## begin QUOTED PASSAGE
Kotlin Functions - mariamaged/Java-Android-Kotlin GitHub Wiki

Kotlin - Functions

Trivial Functions

A function that does not require any parameters.

fun trivial() {
	println(1 + 1)
}

trivial()

Functions with Parameters

fun lessTrivial(left: Int, right: Int) {
	println(left + right)
}
  • Parameters are a comma delimited list of paired values:
    • The name of the parameter.
    • And its type.

Functions with Return Types

The functions shown so far are Kotlin's equivalent of Java methods that return void, in that they are not returning any values to the caller.

  • However, as with functions and methods in most programming languages, Kotlin functions can return values, using the return keyword.
  • However, to be able to return a value, the functions needs to declare the type of what is being returned.
  • In Kotlin, it is declared at the end, after the closing parentheses, separated by a colon.
fun simpleReturn(left: Int, right: Int) :Int {
return left + right;
}

val result = simpleReturn(1, 1);
println(result)

Local Variables

  • Variables declared inside a function are considered to be local variables.
    • They are available inside of the function but not outside of it.
    • And those variables go "out of scope" once the function returns.
  • So, we could rework our function to use a local variable to hold into the calculation:
fun actLocally(left: Int, right: Int) :Int {
val result = left + right;

return result;
}

println(actLocally(1, 1))

Fancier Functions

Expression Bodies

Frequently, our function bodies are lines of code wrapped in braces, as shown above.

  • Sometimes, you will encounter functions that are declared using an = instead.
  • It is designed to simplify cases where the entire method implementation is a single expression, such as adding two numbers together.
  • Here, we replace:
    • A pair of braces.
    • And a return keyword.
      with an =, which makes this code less verbose.
fun expressionBody(left: int, right: Int)  = left + right
println(expressionBody(1, 1))

Expression Bodies and Types

  • Another thing that we eliminated in this example is the return type.
  • We did not need to declare that expressionBody() returns an Int, as the compiler can determine that on its own.
    • It knows what the type of left is.
    • And it knows what the type of right is.
    • It even knows what the type of left + right is.
    • So, it knows the type of expressionBody() as a result.
       
  • However, sometimes, you will need to override that type.
  • For example, there will be cases where the expression evaluates to one type, but you want the function to return a supertype.
  • In those cases, you just add the : syntax for declaring the return type:
fun expressionType(left: int, right, Int) :Number = left + right;
println(expressionType(1, 1));

Why Bother?

  • In the end, this may not seem like a "big win", for two reasons:
    1. We are only saving a few characters.
    2. Not that many functions would appear to be simple enough that their entire implementation can be a single expression.
First Argument
  • The first argument is true: we are not saving much on a per-function basis.
  • However, these simplifications add up over time.
  • A lot of focus in Kotlin is on offering these small simplifications, in a lot of places, which combine to make Kotlin code much more concise than the equivalent code in Java and other languages.
Second Argument
  • It turns out that a lot more things in Kotlin can be written in terms of expressions than you might think.
## end QUOTED PASSAGE
▶ _WRITTEN INSTRUCTION A_: Please gather every line of the records that contains the string "week", treating uppercase and lowercase as different.
The Kotlin functions page and the records have nothing to do with each other.
## begin DATA ENTRIES
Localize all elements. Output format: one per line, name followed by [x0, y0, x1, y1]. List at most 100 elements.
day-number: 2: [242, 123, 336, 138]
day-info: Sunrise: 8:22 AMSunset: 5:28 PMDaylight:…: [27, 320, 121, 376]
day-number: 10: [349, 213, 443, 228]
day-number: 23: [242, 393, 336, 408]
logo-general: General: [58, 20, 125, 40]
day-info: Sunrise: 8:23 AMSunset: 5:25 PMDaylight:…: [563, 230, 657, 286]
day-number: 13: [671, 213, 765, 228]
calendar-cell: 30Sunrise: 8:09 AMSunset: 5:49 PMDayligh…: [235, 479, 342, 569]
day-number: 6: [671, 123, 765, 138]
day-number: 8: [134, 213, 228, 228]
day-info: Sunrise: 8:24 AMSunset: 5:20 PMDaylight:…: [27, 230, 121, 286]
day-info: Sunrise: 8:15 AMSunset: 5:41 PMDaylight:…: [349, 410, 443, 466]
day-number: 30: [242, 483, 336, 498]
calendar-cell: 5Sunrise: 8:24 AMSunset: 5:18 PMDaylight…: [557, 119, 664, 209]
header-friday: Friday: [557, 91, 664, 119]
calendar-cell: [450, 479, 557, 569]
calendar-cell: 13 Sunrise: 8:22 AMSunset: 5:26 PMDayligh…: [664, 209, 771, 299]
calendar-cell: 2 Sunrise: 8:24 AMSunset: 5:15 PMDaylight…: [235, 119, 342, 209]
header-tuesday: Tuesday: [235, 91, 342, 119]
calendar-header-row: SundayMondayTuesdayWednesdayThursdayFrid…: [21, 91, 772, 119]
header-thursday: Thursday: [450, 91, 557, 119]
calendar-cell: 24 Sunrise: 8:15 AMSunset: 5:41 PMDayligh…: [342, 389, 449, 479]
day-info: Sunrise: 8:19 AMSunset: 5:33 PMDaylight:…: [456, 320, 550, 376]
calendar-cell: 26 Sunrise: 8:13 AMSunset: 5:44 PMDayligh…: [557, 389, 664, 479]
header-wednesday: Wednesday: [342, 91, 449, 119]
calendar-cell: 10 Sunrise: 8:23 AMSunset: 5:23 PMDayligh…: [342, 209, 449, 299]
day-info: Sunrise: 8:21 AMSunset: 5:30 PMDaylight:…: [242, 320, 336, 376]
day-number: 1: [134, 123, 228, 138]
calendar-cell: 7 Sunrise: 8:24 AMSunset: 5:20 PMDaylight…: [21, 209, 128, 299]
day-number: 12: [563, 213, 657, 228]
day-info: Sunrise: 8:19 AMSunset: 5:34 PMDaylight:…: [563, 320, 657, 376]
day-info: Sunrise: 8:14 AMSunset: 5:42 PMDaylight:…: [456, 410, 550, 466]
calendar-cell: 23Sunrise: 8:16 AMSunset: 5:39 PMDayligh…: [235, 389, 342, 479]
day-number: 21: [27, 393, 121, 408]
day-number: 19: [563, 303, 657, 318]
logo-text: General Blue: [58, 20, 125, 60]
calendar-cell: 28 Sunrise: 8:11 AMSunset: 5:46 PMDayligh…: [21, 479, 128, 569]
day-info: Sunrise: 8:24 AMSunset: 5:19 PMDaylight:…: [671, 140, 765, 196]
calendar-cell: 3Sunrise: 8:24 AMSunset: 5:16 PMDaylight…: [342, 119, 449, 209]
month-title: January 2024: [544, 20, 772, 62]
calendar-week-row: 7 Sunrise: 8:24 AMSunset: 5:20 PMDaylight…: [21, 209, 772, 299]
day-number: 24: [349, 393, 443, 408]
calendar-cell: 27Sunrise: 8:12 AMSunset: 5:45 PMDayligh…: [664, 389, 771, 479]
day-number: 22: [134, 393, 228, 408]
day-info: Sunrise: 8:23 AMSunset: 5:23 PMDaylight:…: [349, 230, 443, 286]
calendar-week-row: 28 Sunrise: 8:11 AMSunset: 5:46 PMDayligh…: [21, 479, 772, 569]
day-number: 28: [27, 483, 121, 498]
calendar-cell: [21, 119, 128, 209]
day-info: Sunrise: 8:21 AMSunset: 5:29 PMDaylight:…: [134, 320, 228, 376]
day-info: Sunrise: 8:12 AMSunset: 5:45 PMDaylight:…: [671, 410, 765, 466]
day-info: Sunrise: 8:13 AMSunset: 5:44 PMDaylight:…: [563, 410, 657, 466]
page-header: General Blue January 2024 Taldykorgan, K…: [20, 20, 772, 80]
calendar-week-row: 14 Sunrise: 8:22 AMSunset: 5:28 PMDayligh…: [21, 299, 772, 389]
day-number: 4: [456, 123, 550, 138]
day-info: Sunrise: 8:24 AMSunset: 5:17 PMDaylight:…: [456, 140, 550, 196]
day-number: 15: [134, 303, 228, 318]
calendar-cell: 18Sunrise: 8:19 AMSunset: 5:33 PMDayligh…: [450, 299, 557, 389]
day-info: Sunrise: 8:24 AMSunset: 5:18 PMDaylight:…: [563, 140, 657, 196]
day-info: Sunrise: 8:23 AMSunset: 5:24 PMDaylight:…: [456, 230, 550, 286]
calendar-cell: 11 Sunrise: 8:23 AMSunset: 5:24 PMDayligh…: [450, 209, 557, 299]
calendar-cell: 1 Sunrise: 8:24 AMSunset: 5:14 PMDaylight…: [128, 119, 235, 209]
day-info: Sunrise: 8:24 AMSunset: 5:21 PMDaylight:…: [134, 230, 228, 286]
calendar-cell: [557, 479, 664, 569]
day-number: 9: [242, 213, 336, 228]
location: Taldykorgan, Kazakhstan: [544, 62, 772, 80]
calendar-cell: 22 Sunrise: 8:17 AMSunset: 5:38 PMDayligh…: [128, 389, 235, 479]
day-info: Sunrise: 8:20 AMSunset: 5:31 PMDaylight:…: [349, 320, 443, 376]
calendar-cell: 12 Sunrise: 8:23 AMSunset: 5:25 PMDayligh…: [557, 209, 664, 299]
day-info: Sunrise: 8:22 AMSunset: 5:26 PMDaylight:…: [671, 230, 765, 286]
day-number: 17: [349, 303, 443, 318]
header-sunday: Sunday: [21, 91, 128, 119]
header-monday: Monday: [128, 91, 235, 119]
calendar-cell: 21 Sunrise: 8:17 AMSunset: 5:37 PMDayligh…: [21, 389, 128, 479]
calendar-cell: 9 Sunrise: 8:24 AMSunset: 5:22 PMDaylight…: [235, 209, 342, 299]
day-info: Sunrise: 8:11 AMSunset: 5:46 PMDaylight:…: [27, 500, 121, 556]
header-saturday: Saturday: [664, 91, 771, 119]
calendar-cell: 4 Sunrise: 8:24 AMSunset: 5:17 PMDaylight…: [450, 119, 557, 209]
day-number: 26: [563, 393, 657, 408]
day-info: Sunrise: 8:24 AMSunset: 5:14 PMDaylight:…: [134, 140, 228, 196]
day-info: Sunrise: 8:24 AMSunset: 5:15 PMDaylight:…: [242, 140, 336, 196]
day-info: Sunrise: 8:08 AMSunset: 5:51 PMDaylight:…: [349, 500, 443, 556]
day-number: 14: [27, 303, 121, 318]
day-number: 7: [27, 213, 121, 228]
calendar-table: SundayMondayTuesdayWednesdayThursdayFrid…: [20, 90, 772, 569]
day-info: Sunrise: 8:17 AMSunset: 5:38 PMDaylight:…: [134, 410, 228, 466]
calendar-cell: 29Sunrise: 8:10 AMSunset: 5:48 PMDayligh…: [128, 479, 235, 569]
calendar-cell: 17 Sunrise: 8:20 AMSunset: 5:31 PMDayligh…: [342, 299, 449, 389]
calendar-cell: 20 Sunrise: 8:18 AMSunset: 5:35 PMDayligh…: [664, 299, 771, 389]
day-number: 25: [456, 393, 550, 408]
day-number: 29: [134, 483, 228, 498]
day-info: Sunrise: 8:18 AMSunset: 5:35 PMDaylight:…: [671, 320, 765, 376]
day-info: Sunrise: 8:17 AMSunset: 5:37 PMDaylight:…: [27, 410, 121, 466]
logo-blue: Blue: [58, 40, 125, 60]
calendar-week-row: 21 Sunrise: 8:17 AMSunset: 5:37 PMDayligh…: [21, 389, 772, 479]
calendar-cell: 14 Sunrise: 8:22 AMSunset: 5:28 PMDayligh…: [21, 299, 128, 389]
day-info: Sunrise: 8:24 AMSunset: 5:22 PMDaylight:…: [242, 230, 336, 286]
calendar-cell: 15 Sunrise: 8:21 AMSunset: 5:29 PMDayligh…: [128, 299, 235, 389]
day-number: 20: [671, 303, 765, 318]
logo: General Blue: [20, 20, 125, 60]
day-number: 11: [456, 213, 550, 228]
## end DATA ENTRIES
▶ _WRITTEN INSTRUCTION B_: Render this sentence from the Kotlin functions page in Spanish: "Variables declared inside a function are considered to be local variables."

▶ _COMPLETE ANSWER A_:
calendar-week-row: 7 Sunrise: 8:24 AMSunset: 5:20 PMDaylight…: [21, 209, 772, 299]
calendar-week-row: 28 Sunrise: 8:11 AMSunset: 5:46 PMDayligh…: [21, 479, 772, 569]
calendar-week-row: 14 Sunrise: 8:22 AMSunset: 5:28 PMDayligh…: [21, 299, 772, 389]
calendar-week-row: 21 Sunrise: 8:17 AMSunset: 5:37 PMDayligh…: [21, 389, 772, 479]

▶ _COMPLETE ANSWER B_: Las variables declaradas dentro de una función se consideran variables locales.